Extracted records:
▼▼▼

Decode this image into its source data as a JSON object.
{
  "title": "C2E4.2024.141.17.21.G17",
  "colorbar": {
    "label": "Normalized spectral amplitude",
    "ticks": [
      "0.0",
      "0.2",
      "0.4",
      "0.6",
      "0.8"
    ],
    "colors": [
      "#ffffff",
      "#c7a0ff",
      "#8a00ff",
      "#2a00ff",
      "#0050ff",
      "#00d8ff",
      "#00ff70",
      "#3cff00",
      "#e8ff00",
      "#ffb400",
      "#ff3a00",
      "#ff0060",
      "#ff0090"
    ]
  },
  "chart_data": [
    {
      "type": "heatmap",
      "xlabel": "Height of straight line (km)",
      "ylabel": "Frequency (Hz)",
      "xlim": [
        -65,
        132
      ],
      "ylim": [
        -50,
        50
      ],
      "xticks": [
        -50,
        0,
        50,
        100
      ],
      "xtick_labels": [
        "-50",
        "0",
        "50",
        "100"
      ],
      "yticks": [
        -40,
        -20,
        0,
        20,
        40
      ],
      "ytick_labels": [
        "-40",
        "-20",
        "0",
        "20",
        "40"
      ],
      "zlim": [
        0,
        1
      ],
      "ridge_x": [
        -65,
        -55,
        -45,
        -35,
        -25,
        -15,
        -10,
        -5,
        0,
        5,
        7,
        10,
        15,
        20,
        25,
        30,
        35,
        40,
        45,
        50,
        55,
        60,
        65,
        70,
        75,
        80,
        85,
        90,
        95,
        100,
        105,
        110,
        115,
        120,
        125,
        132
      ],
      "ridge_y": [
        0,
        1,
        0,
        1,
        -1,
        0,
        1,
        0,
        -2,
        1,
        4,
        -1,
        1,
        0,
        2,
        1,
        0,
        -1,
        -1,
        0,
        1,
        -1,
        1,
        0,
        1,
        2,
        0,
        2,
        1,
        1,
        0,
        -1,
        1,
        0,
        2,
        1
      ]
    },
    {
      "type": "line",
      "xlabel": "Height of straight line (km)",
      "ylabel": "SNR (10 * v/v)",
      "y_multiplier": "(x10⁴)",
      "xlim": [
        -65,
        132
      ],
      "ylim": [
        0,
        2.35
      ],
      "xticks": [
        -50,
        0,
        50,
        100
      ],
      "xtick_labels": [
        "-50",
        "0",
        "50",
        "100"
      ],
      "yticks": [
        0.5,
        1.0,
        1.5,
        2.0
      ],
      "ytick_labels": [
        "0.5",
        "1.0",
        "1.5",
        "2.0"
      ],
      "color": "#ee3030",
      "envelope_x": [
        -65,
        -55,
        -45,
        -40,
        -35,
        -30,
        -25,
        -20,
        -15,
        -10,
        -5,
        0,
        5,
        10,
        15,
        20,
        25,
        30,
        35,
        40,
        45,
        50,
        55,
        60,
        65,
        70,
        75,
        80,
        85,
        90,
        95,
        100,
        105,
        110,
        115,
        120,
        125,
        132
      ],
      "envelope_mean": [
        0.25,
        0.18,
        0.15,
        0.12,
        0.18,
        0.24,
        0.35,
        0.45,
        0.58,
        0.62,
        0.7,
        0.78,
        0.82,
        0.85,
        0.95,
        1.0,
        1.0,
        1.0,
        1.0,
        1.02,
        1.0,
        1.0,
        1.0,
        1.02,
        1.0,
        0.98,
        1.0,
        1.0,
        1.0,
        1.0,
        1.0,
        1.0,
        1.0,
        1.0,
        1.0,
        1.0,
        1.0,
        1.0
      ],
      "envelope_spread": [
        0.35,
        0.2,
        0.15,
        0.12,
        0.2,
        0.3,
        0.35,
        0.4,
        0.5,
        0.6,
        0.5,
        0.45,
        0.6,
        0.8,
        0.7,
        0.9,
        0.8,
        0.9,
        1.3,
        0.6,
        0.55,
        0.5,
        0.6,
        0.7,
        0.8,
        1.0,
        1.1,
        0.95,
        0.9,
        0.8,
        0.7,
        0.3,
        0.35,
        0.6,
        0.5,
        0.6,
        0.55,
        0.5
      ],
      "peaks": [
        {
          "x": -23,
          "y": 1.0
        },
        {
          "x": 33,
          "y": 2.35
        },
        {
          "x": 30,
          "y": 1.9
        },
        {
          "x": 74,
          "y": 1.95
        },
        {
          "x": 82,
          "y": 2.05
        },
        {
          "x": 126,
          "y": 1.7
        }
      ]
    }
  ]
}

▲▲▲

Problem requirements: Make an exact copy of all the data.

Solution:
Decode this image into its source data as a JSON object.
{
  "title": "C2E4.2024.141.17.21.G17",
  "colorbar": {
    "label": "Normalized spectral amplitude",
    "ticks": [
      "0.0",
      "0.2",
      "0.4",
      "0.6",
      "0.8"
    ],
    "colors": [
      "#ffffff",
      "#c7a0ff",
      "#8a00ff",
      "#2a00ff",
      "#0050ff",
      "#00d8ff",
      "#00ff70",
      "#3cff00",
      "#e8ff00",
      "#ffb400",
      "#ff3a00",
      "#ff0060",
      "#ff0090"
    ]
  },
  "chart_data": [
    {
      "type": "heatmap",
      "xlabel": "Height of straight line (km)",
      "ylabel": "Frequency (Hz)",
      "xlim": [
        -65,
        132
      ],
      "ylim": [
        -50,
        50
      ],
      "xticks": [
        -50,
        0,
        50,
        100
      ],
      "xtick_labels": [
        "-50",
        "0",
        "50",
        "100"
      ],
      "yticks": [
        -40,
        -20,
        0,
        20,
        40
      ],
      "ytick_labels": [
        "-40",
        "-20",
        "0",
        "20",
        "40"
      ],
      "zlim": [
        0,
        1
      ],
      "ridge_x": [
        -65,
        -55,
        -45,
        -35,
        -25,
        -15,
        -10,
        -5,
        0,
        5,
        7,
        10,
        15,
        20,
        25,
        30,
        35,
        40,
        45,
        50,
        55,
        60,
        65,
        70,
        75,
        80,
        85,
        90,
        95,
        100,
        105,
        110,
        115,
        120,
        125,
        132
      ],
      "ridge_y": [
        0,
        1,
        0,
        1,
        -1,
        0,
        1,
        0,
        -2,
        1,
        4,
        -1,
        1,
        0,
        2,
        1,
        0,
        -1,
        -1,
        0,
        1,
        -1,
        1,
        0,
        1,
        2,
        0,
        2,
        1,
        1,
        0,
        -1,
        1,
        0,
        2,
        1
      ]
    },
    {
      "type": "line",
      "xlabel": "Height of straight line (km)",
      "ylabel": "SNR (10 * v/v)",
      "y_multiplier": "(x10⁴)",
      "xlim": [
        -65,
        132
      ],
      "ylim": [
        0,
        2.35
      ],
      "xticks": [
        -50,
        0,
        50,
        100
      ],
      "xtick_labels": [
        "-50",
        "0",
        "50",
        "100"
      ],
      "yticks": [
        0.5,
        1.0,
        1.5,
        2.0
      ],
      "ytick_labels": [
        "0.5",
        "1.0",
        "1.5",
        "2.0"
      ],
      "color": "#ee3030",
      "envelope_x": [
        -65,
        -55,
        -45,
        -40,
        -35,
        -30,
        -25,
        -20,
        -15,
        -10,
        -5,
        0,
        5,
        10,
        15,
        20,
        25,
        30,
        35,
        40,
        45,
        50,
        55,
        60,
        65,
        70,
        75,
        80,
        85,
        90,
        95,
        100,
        105,
        110,
        115,
        120,
        125,
        132
      ],
      "envelope_mean": [
        0.25,
        0.18,
        0.15,
        0.12,
        0.18,
        0.24,
        0.35,
        0.45,
        0.58,
        0.62,
        0.7,
        0.78,
        0.82,
        0.85,
        0.95,
        1.0,
        1.0,
        1.0,
        1.0,
        1.02,
        1.0,
        1.0,
        1.0,
        1.02,
        1.0,
        0.98,
        1.0,
        1.0,
        1.0,
        1.0,
        1.0,
        1.0,
        1.0,
        1.0,
        1.0,
        1.0,
        1.0,
        1.0
      ],
      "envelope_spread": [
        0.35,
        0.2,
        0.15,
        0.12,
        0.2,
        0.3,
        0.35,
        0.4,
        0.5,
        0.6,
        0.5,
        0.45,
        0.6,
        0.8,
        0.7,
        0.9,
        0.8,
        0.9,
        1.3,
        0.6,
        0.55,
        0.5,
        0.6,
        0.7,
        0.8,
        1.0,
        1.1,
        0.95,
        0.9,
        0.8,
        0.7,
        0.3,
        0.35,
        0.6,
        0.5,
        0.6,
        0.55,
        0.5
      ],
      "peaks": [
        {
          "x": -23,
          "y": 1.0
        },
        {
          "x": 33,
          "y": 2.35
        },
        {
          "x": 30,
          "y": 1.9
        },
        {
          "x": 74,
          "y": 1.95
        },
        {
          "x": 82,
          "y": 2.05
        },
        {
          "x": 126,
          "y": 1.7
        }
      ]
    }
  ]
}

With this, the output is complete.